## GIVEN EXERCISE
Copy out everything in the data from the line containing "y-tick-label: 50% <box>100 317 140 333</box>" down to the line containing "data-label: 53.1% <box>429 318 485 334</box>", both included, without changing anything.

## begin

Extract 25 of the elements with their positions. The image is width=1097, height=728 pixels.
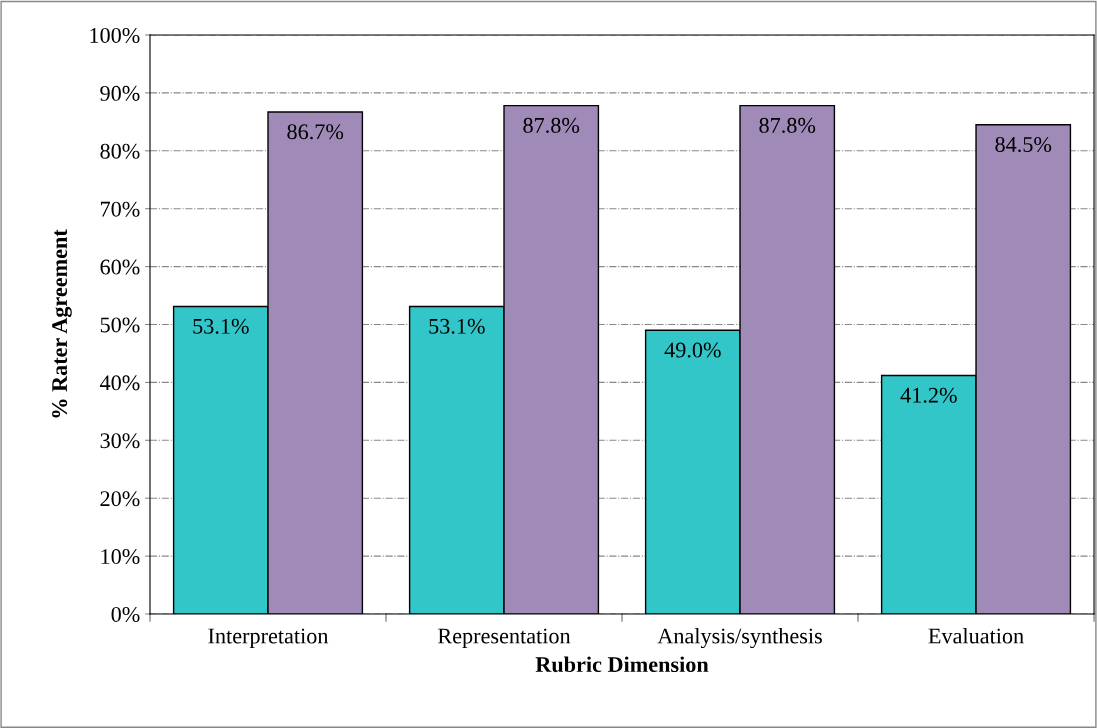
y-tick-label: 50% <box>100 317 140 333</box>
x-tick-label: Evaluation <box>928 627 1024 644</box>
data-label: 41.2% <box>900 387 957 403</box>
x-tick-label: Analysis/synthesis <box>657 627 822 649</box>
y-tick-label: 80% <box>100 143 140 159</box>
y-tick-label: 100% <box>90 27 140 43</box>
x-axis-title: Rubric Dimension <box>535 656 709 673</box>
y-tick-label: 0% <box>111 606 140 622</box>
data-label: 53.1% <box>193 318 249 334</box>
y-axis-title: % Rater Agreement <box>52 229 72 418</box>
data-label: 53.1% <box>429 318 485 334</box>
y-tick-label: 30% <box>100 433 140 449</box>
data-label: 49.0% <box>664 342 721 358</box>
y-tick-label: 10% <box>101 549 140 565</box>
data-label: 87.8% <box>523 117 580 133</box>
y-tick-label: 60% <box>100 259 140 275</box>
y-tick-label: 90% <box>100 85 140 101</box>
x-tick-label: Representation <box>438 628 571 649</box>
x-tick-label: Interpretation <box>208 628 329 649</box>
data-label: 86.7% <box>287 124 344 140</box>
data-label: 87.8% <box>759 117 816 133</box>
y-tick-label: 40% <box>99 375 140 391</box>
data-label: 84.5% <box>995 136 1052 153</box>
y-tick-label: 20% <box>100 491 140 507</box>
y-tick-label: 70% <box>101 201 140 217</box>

## end
## begin

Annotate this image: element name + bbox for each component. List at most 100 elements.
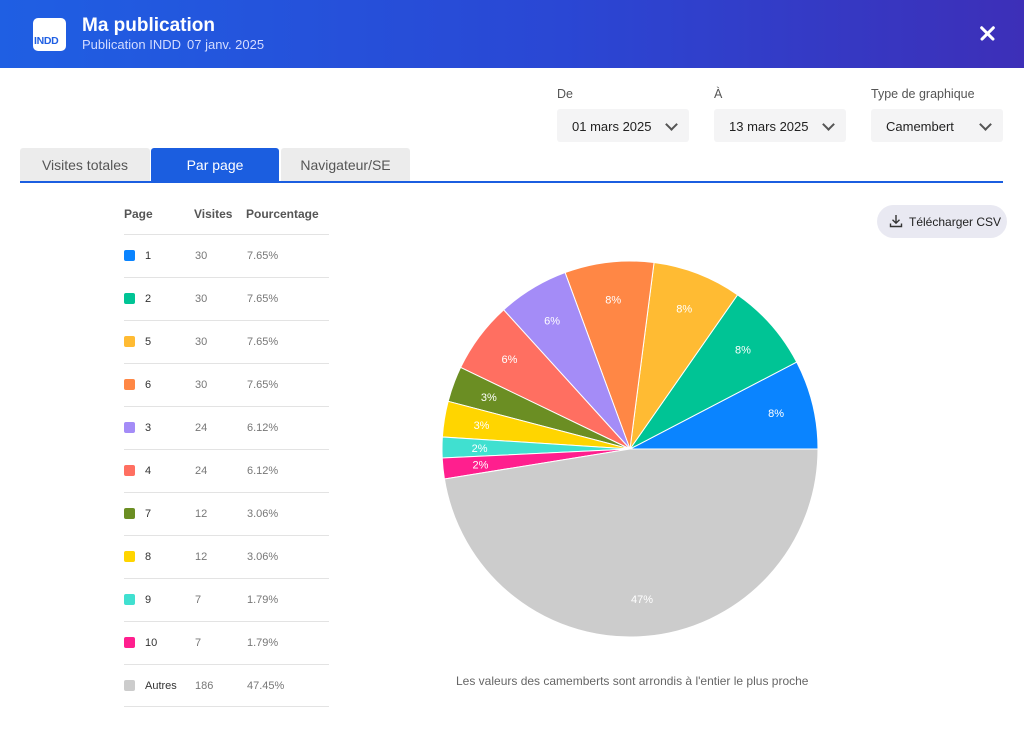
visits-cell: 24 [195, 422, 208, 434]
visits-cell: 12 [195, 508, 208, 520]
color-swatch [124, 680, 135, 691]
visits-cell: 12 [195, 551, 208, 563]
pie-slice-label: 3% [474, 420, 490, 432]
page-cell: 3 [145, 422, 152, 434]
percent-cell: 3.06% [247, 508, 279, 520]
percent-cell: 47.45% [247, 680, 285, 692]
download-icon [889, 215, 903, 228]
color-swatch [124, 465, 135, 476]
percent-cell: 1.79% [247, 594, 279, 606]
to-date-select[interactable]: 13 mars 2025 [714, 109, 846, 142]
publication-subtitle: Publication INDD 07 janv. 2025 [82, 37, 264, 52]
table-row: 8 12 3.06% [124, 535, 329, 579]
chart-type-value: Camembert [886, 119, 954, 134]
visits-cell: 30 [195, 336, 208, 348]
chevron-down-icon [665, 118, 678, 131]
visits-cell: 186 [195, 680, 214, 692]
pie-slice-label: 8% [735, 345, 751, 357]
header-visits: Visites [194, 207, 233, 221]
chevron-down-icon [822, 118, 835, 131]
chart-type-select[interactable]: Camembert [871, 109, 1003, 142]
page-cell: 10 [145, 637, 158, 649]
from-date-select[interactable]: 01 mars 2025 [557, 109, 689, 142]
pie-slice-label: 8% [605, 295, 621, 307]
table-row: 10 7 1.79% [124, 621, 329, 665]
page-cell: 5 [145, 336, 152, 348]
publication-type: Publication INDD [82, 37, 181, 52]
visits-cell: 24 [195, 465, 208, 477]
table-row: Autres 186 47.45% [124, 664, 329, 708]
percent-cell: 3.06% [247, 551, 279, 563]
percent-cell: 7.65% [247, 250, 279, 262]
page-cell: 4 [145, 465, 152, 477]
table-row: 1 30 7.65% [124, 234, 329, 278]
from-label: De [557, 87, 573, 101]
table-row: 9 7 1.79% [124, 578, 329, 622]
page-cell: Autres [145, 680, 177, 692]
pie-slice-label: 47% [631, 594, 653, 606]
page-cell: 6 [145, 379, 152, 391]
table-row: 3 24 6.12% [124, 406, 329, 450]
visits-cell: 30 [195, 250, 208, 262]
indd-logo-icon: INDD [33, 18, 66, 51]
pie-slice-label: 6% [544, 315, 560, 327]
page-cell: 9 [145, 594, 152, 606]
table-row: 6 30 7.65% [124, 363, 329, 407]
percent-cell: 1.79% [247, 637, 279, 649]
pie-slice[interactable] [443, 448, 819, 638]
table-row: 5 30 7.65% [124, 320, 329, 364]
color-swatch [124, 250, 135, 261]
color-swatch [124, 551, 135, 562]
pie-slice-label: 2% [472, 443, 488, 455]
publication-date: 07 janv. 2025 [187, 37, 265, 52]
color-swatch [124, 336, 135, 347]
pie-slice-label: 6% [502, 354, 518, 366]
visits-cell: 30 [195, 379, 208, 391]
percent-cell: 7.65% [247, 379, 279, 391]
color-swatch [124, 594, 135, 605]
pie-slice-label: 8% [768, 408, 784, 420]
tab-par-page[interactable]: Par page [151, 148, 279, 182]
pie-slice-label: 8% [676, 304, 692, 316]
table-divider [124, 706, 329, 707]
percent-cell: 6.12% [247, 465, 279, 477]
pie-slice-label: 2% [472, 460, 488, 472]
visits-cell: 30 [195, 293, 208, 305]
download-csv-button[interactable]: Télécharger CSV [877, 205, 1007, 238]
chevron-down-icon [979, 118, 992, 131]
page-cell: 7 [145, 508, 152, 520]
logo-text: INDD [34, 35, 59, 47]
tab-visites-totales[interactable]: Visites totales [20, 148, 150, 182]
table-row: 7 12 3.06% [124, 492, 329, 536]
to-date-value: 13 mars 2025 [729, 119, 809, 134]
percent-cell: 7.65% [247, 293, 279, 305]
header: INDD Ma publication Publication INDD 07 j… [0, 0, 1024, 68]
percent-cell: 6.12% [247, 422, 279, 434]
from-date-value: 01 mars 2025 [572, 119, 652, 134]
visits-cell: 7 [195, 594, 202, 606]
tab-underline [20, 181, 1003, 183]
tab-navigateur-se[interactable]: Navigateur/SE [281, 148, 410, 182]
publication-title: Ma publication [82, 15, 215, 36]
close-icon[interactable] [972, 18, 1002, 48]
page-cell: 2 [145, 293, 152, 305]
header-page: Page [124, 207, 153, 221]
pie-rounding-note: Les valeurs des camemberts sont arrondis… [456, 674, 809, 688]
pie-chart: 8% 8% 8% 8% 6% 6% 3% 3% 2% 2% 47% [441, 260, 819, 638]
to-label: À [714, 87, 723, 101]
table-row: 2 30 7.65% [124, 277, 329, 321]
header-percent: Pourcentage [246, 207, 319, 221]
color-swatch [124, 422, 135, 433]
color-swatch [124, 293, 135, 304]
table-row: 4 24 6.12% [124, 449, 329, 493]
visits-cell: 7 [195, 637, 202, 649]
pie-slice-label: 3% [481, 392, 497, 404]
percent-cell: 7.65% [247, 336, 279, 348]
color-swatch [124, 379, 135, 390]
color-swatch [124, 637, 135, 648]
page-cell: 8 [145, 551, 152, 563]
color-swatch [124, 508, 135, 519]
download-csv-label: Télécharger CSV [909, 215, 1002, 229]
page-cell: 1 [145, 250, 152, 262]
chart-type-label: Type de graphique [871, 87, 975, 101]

## end

## ANSWER BELOW
y-tick-label: 50% <box>100 317 140 333</box>
x-tick-label: Evaluation <box>928 627 1024 644</box>
data-label: 41.2% <box>900 387 957 403</box>
x-tick-label: Analysis/synthesis <box>657 627 822 649</box>
y-tick-label: 80% <box>100 143 140 159</box>
y-tick-label: 100% <box>90 27 140 43</box>
x-axis-title: Rubric Dimension <box>535 656 709 673</box>
y-tick-label: 0% <box>111 606 140 622</box>
data-label: 53.1% <box>193 318 249 334</box>
y-axis-title: % Rater Agreement <box>52 229 72 418</box>
data-label: 53.1% <box>429 318 485 334</box>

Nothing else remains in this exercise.